● **Set problem**:
Report the count of lines where the string "Rugby" appears, and nothing else.

● **Material provided**:
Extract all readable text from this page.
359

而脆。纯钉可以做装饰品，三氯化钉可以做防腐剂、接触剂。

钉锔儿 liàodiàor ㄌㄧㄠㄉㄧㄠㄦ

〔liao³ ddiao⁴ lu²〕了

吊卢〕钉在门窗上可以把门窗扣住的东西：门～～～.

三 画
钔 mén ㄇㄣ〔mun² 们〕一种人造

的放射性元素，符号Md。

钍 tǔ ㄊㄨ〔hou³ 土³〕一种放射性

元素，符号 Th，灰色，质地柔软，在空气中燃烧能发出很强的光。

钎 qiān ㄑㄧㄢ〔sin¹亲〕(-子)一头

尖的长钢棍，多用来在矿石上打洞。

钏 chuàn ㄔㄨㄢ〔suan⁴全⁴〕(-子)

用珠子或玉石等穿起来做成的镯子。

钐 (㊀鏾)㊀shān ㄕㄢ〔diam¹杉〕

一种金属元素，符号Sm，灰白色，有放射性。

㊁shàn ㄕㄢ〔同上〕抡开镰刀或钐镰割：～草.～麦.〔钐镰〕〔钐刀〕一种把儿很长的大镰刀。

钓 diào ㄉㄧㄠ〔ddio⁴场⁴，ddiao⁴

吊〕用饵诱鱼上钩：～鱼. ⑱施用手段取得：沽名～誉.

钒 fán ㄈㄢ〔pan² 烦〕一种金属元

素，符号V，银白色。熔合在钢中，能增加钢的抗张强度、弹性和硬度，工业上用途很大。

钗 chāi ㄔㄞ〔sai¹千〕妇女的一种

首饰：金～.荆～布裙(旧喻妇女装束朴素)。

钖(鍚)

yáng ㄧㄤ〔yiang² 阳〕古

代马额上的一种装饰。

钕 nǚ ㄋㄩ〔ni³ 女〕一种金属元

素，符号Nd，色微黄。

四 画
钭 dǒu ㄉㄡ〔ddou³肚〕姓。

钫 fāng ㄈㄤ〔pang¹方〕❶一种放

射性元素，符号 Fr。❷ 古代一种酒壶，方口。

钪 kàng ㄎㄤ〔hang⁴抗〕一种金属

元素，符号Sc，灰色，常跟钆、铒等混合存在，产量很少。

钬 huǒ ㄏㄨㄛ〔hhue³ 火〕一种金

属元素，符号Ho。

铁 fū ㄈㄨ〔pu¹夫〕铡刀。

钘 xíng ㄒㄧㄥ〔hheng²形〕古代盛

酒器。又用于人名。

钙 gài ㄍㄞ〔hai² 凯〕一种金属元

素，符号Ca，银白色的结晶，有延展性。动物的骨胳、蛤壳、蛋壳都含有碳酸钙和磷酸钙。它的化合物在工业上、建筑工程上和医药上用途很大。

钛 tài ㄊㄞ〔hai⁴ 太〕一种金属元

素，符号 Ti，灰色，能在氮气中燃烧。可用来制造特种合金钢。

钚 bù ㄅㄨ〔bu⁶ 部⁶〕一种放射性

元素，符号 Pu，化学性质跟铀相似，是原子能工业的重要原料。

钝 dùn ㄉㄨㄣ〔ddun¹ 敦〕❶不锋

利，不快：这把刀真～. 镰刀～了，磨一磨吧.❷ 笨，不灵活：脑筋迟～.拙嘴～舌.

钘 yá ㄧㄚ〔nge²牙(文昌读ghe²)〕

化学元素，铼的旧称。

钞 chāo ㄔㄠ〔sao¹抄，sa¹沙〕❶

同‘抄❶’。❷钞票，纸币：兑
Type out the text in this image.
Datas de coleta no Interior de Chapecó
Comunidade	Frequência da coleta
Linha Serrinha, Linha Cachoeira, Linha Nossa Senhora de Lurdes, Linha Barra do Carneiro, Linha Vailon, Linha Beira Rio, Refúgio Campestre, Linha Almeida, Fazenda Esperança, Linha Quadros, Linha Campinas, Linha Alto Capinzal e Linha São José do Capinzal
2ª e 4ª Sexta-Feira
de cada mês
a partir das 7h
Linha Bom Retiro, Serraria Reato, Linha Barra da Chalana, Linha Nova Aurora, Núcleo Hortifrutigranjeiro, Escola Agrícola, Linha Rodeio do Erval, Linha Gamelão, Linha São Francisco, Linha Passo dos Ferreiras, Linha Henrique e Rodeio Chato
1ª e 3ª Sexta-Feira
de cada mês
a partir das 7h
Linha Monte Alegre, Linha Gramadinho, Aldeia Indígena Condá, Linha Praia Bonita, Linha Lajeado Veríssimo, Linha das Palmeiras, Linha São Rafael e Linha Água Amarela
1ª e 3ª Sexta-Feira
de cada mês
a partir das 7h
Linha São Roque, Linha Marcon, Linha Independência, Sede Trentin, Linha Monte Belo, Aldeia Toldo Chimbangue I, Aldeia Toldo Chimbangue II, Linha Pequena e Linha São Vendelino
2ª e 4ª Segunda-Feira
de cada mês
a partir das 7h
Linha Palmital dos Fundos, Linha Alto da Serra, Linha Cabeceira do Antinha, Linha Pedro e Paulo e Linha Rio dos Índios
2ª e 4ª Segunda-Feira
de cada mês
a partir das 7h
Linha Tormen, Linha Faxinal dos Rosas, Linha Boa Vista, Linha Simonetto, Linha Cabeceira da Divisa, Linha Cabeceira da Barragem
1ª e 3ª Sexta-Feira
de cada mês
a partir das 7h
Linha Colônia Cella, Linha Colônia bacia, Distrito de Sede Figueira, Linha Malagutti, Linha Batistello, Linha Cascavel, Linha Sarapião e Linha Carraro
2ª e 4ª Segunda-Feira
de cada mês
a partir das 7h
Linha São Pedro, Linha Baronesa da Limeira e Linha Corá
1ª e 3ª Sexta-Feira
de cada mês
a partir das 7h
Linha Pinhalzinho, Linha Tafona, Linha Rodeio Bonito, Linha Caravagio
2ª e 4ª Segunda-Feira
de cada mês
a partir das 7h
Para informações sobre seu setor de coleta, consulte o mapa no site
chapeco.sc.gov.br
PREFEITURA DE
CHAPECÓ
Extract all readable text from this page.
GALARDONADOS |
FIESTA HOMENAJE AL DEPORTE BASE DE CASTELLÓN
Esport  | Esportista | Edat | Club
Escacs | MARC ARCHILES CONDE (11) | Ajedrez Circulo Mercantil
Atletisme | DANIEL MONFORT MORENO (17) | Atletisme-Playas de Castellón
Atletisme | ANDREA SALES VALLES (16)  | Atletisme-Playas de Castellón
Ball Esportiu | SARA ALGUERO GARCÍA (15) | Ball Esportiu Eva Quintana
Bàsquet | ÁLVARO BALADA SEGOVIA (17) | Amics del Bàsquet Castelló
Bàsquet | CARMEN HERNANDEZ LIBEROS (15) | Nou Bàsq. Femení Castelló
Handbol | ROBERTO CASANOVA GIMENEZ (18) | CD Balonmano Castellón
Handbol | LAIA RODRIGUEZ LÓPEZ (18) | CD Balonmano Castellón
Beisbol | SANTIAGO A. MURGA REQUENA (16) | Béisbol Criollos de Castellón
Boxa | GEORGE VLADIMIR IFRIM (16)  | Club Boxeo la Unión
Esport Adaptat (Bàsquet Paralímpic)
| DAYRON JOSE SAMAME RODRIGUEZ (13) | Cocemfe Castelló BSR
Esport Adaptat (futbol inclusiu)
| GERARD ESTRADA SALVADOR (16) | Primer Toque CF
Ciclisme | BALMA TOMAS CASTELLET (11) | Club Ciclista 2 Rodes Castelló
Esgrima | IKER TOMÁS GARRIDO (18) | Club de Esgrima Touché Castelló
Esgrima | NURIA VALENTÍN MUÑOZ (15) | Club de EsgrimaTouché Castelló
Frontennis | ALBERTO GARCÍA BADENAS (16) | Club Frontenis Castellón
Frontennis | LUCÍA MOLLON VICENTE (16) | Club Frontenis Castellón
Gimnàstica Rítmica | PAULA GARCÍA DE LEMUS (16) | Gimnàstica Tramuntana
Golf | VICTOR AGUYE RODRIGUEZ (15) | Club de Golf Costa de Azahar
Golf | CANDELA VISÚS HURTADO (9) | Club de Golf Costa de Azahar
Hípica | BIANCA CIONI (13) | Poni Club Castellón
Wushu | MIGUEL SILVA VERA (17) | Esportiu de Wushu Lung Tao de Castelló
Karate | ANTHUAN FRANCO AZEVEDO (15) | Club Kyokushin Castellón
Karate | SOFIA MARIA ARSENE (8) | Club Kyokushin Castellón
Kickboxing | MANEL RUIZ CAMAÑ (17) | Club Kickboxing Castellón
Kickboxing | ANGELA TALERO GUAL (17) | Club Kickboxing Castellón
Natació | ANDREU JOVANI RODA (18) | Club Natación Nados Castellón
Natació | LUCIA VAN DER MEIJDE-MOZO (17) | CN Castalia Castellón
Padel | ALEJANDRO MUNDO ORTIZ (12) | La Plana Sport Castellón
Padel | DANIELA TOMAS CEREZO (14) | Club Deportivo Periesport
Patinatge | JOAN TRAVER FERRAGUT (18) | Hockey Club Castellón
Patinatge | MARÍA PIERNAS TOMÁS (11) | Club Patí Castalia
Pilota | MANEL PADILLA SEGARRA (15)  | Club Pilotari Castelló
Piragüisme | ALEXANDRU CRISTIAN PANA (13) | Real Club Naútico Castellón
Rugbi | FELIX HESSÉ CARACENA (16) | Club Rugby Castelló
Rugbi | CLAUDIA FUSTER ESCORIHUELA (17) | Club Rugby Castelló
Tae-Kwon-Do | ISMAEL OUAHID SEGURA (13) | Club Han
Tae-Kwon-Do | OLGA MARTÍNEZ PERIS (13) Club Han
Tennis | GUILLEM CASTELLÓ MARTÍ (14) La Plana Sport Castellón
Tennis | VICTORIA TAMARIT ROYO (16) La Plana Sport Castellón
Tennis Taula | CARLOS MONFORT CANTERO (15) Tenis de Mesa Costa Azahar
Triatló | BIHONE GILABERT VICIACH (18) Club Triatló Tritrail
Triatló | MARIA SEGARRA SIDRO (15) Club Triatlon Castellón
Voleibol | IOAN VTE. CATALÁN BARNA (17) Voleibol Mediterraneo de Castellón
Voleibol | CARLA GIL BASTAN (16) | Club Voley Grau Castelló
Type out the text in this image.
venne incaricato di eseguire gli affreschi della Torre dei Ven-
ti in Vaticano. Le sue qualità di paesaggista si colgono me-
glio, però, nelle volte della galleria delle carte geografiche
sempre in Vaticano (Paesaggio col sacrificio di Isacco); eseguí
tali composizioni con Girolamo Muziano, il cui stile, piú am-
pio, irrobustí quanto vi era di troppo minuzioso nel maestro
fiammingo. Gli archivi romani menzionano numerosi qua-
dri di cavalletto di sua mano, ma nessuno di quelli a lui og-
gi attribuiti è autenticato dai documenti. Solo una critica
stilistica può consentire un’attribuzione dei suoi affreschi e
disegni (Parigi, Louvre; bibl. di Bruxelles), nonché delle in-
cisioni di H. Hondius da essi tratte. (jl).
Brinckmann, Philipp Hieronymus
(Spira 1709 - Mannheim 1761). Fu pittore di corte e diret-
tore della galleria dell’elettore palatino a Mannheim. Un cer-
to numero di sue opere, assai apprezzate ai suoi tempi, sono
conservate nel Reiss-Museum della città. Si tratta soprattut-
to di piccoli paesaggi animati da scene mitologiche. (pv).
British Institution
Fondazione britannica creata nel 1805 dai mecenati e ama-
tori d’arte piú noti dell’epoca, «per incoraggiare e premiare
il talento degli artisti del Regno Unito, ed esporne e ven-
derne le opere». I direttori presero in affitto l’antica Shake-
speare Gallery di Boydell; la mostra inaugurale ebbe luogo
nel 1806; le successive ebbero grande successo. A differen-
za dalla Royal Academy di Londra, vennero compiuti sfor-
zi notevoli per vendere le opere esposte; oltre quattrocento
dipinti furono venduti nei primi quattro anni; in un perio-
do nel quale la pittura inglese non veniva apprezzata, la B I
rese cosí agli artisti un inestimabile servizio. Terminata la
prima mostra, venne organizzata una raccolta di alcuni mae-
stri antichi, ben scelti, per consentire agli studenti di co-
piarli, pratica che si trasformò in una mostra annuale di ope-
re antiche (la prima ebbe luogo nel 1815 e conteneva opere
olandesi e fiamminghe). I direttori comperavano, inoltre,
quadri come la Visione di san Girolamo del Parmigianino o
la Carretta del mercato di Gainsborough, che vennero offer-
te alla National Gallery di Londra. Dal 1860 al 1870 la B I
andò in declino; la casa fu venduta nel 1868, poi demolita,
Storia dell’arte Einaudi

● **Answer to this exercise**:
2